STATED GOAL: Type out the data exactly as given. Skip any image.

GIVEN RECORDS:
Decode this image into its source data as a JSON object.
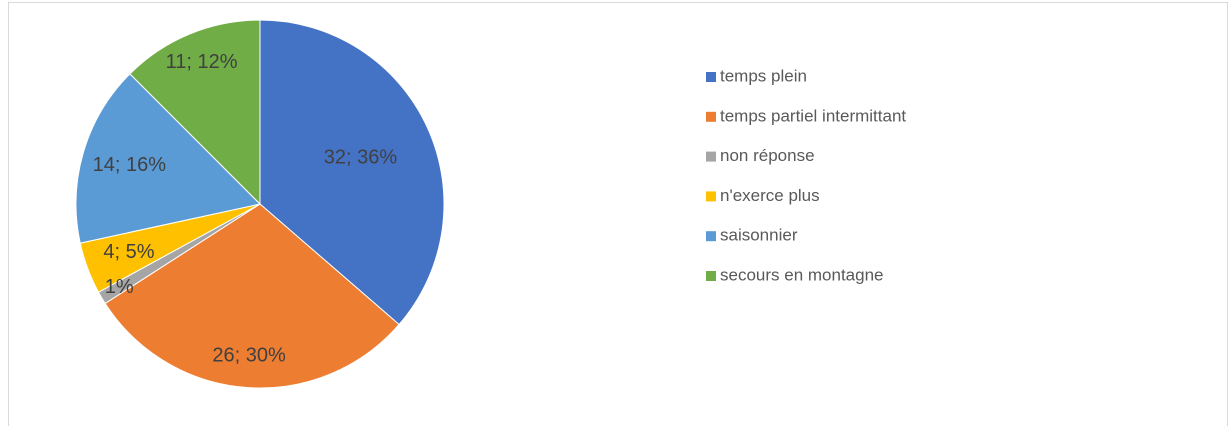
{
  "chart_data": {
    "type": "pie",
    "categories": [
      "temps plein",
      "temps partiel intermittant",
      "non réponse",
      "n'exerce plus",
      "saisonnier",
      "secours en montagne"
    ],
    "values": [
      32,
      26,
      1,
      4,
      14,
      11
    ],
    "value_labels": [
      "32; 36%",
      "26; 30%",
      "1%",
      "4; 5%",
      "14; 16%",
      "11; 12%"
    ],
    "colors": [
      "#4472c4",
      "#ed7d31",
      "#a5a5a5",
      "#ffc000",
      "#5b9bd5",
      "#70ad47"
    ],
    "legend": "right"
  }
}
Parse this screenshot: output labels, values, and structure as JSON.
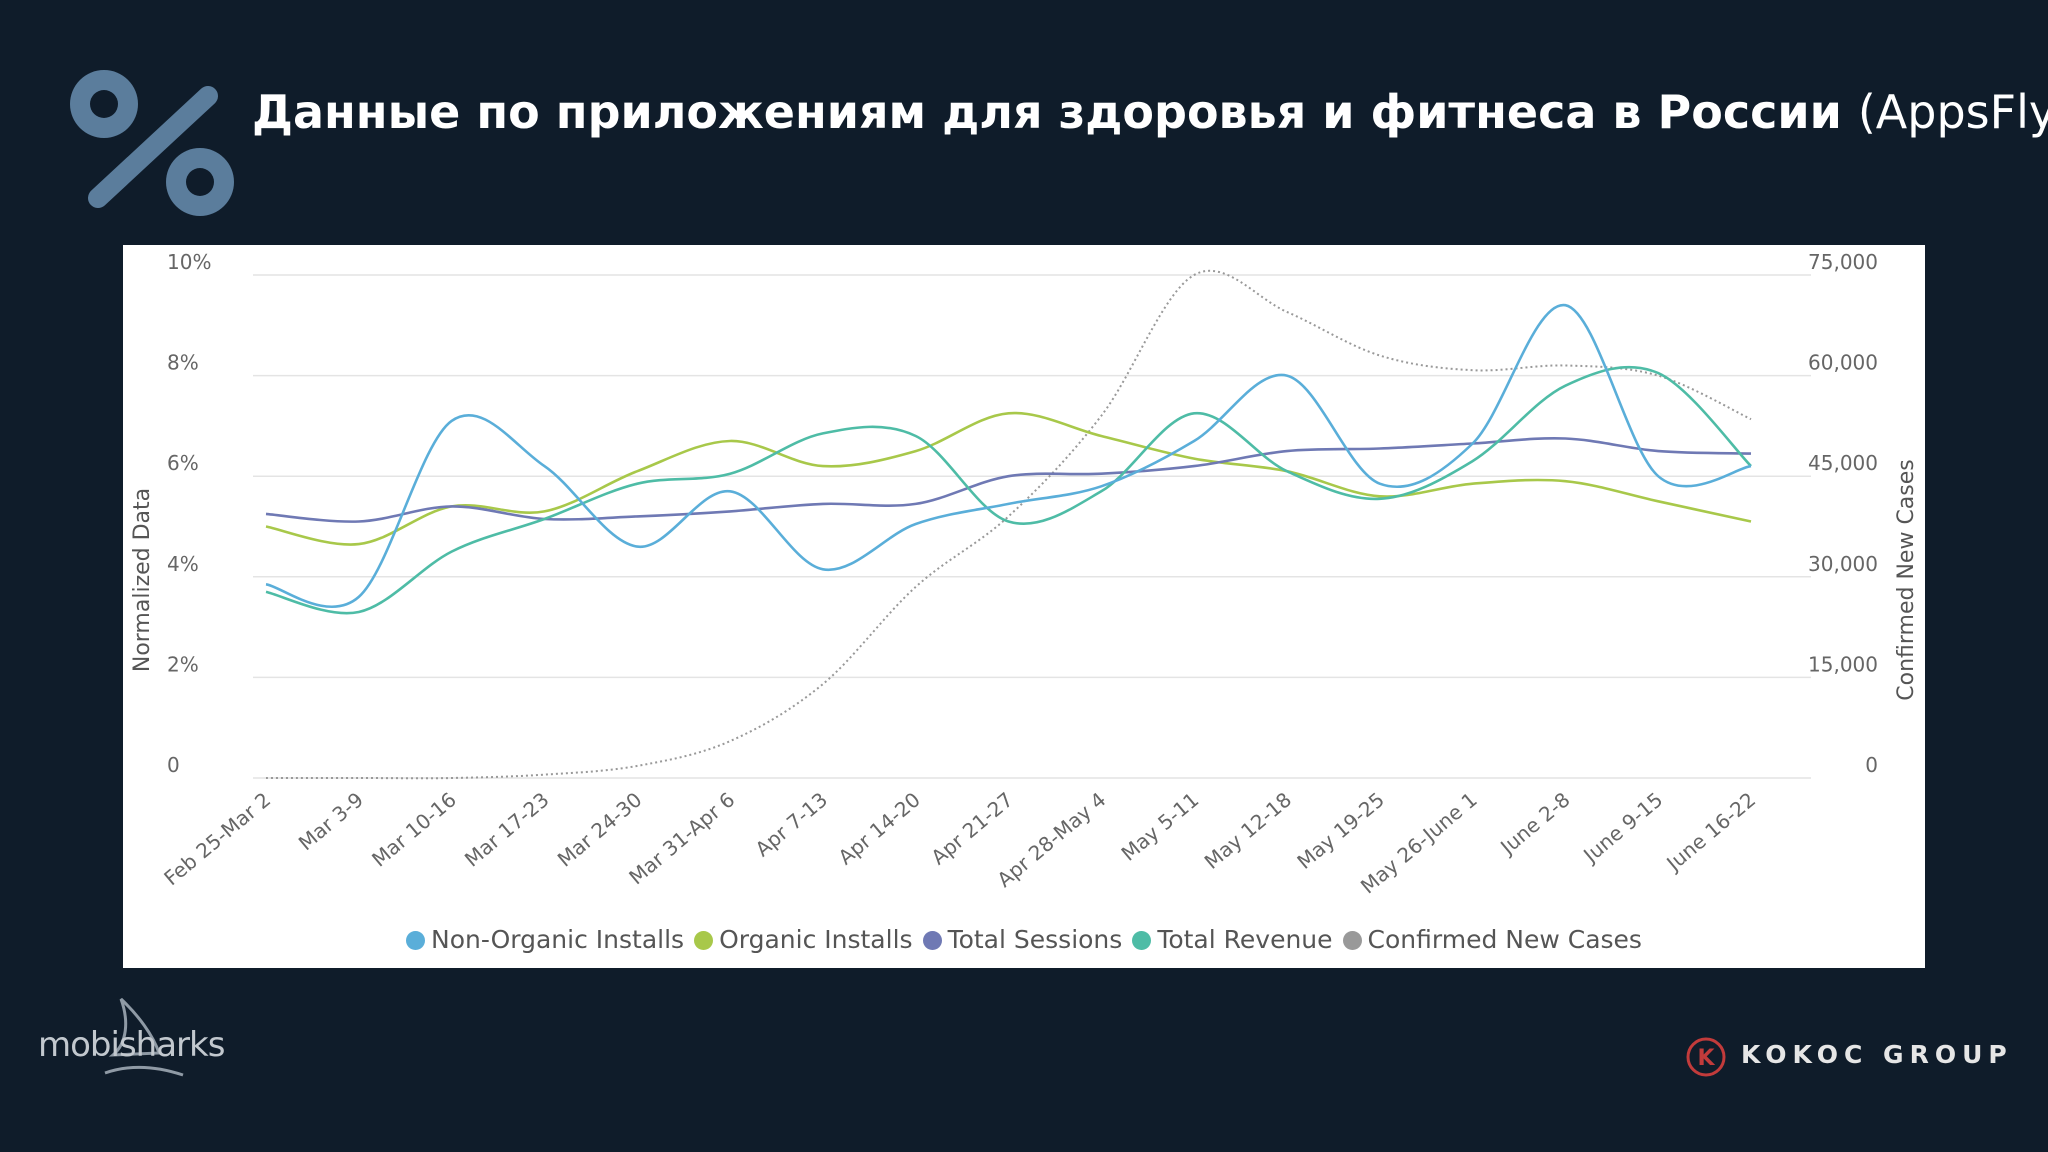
{
  "header": {
    "title_bold": "Данные по приложениям для здоровья и фитнеса в России",
    "title_suffix": "(AppsFlyer)"
  },
  "chart_data": {
    "type": "line",
    "categories": [
      "Feb 25-Mar 2",
      "Mar 3-9",
      "Mar 10-16",
      "Mar 17-23",
      "Mar 24-30",
      "Mar 31-Apr 6",
      "Apr 7-13",
      "Apr 14-20",
      "Apr 21-27",
      "Apr 28-May 4",
      "May 5-11",
      "May 12-18",
      "May 19-25",
      "May 26-June 1",
      "June 2-8",
      "June 9-15",
      "June 16-22"
    ],
    "ylabel": "Normalized Data",
    "y2label": "Confirmed New Cases",
    "ylim": [
      0,
      10
    ],
    "y2lim": [
      0,
      75000
    ],
    "yticks": [
      "0",
      "2%",
      "4%",
      "6%",
      "8%",
      "10%"
    ],
    "y2ticks": [
      "0",
      "15,000",
      "30,000",
      "45,000",
      "60,000",
      "75,000"
    ],
    "grid": true,
    "legend_position": "bottom",
    "series": [
      {
        "name": "Non-Organic Installs",
        "axis": "left",
        "color": "#5aaed9",
        "values": [
          3.85,
          3.6,
          7.1,
          6.2,
          4.6,
          5.7,
          4.15,
          5.05,
          5.45,
          5.8,
          6.7,
          8.0,
          5.85,
          6.65,
          9.4,
          6.0,
          6.2
        ]
      },
      {
        "name": "Organic Installs",
        "axis": "left",
        "color": "#a8c84a",
        "values": [
          5.0,
          4.65,
          5.4,
          5.3,
          6.1,
          6.7,
          6.2,
          6.5,
          7.25,
          6.8,
          6.35,
          6.1,
          5.6,
          5.85,
          5.9,
          5.5,
          5.1
        ]
      },
      {
        "name": "Total Sessions",
        "axis": "left",
        "color": "#6f79b4",
        "values": [
          5.25,
          5.1,
          5.4,
          5.15,
          5.2,
          5.3,
          5.45,
          5.45,
          6.0,
          6.05,
          6.2,
          6.5,
          6.55,
          6.65,
          6.75,
          6.5,
          6.45
        ]
      },
      {
        "name": "Total Revenue",
        "axis": "left",
        "color": "#4ebca6",
        "values": [
          3.7,
          3.3,
          4.5,
          5.15,
          5.85,
          6.05,
          6.85,
          6.8,
          5.1,
          5.7,
          7.25,
          6.1,
          5.55,
          6.3,
          7.8,
          8.05,
          6.2
        ]
      },
      {
        "name": "Confirmed New Cases",
        "axis": "right",
        "color": "#999999",
        "dashed": true,
        "values": [
          0,
          0,
          0,
          500,
          1800,
          5500,
          14000,
          28500,
          39000,
          54000,
          75000,
          69500,
          63000,
          60800,
          61500,
          60000,
          53500
        ]
      }
    ]
  },
  "branding": {
    "left_logo_text": "mobisharks",
    "right_logo_text": "KOKOC GROUP",
    "right_logo_mark": "K"
  }
}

ANSWER IN FULL:
Decode this image into its source data as a JSON object.
{
  "chart_data": {
    "type": "pie",
    "categories": [
      "temps plein",
      "temps partiel intermittant",
      "non réponse",
      "n'exerce plus",
      "saisonnier",
      "secours en montagne"
    ],
    "values": [
      32,
      26,
      1,
      4,
      14,
      11
    ],
    "value_labels": [
      "32; 36%",
      "26; 30%",
      "1%",
      "4; 5%",
      "14; 16%",
      "11; 12%"
    ],
    "colors": [
      "#4472c4",
      "#ed7d31",
      "#a5a5a5",
      "#ffc000",
      "#5b9bd5",
      "#70ad47"
    ],
    "legend": "right"
  }
}
Parse this screenshot: output labels, values, and structure as JSON.
{
  "header": {
    "title_bold": "Данные по приложениям для здоровья и фитнеса в России",
    "title_suffix": "(AppsFlyer)"
  },
  "chart_data": {
    "type": "line",
    "categories": [
      "Feb 25-Mar 2",
      "Mar 3-9",
      "Mar 10-16",
      "Mar 17-23",
      "Mar 24-30",
      "Mar 31-Apr 6",
      "Apr 7-13",
      "Apr 14-20",
      "Apr 21-27",
      "Apr 28-May 4",
      "May 5-11",
      "May 12-18",
      "May 19-25",
      "May 26-June 1",
      "June 2-8",
      "June 9-15",
      "June 16-22"
    ],
    "ylabel": "Normalized Data",
    "y2label": "Confirmed New Cases",
    "ylim": [
      0,
      10
    ],
    "y2lim": [
      0,
      75000
    ],
    "yticks": [
      "0",
      "2%",
      "4%",
      "6%",
      "8%",
      "10%"
    ],
    "y2ticks": [
      "0",
      "15,000",
      "30,000",
      "45,000",
      "60,000",
      "75,000"
    ],
    "grid": true,
    "legend_position": "bottom",
    "series": [
      {
        "name": "Non-Organic Installs",
        "axis": "left",
        "color": "#5aaed9",
        "values": [
          3.85,
          3.6,
          7.1,
          6.2,
          4.6,
          5.7,
          4.15,
          5.05,
          5.45,
          5.8,
          6.7,
          8.0,
          5.85,
          6.65,
          9.4,
          6.0,
          6.2
        ]
      },
      {
        "name": "Organic Installs",
        "axis": "left",
        "color": "#a8c84a",
        "values": [
          5.0,
          4.65,
          5.4,
          5.3,
          6.1,
          6.7,
          6.2,
          6.5,
          7.25,
          6.8,
          6.35,
          6.1,
          5.6,
          5.85,
          5.9,
          5.5,
          5.1
        ]
      },
      {
        "name": "Total Sessions",
        "axis": "left",
        "color": "#6f79b4",
        "values": [
          5.25,
          5.1,
          5.4,
          5.15,
          5.2,
          5.3,
          5.45,
          5.45,
          6.0,
          6.05,
          6.2,
          6.5,
          6.55,
          6.65,
          6.75,
          6.5,
          6.45
        ]
      },
      {
        "name": "Total Revenue",
        "axis": "left",
        "color": "#4ebca6",
        "values": [
          3.7,
          3.3,
          4.5,
          5.15,
          5.85,
          6.05,
          6.85,
          6.8,
          5.1,
          5.7,
          7.25,
          6.1,
          5.55,
          6.3,
          7.8,
          8.05,
          6.2
        ]
      },
      {
        "name": "Confirmed New Cases",
        "axis": "right",
        "color": "#999999",
        "dashed": true,
        "values": [
          0,
          0,
          0,
          500,
          1800,
          5500,
          14000,
          28500,
          39000,
          54000,
          75000,
          69500,
          63000,
          60800,
          61500,
          60000,
          53500
        ]
      }
    ]
  },
  "branding": {
    "left_logo_text": "mobisharks",
    "right_logo_text": "KOKOC GROUP",
    "right_logo_mark": "K"
  }
}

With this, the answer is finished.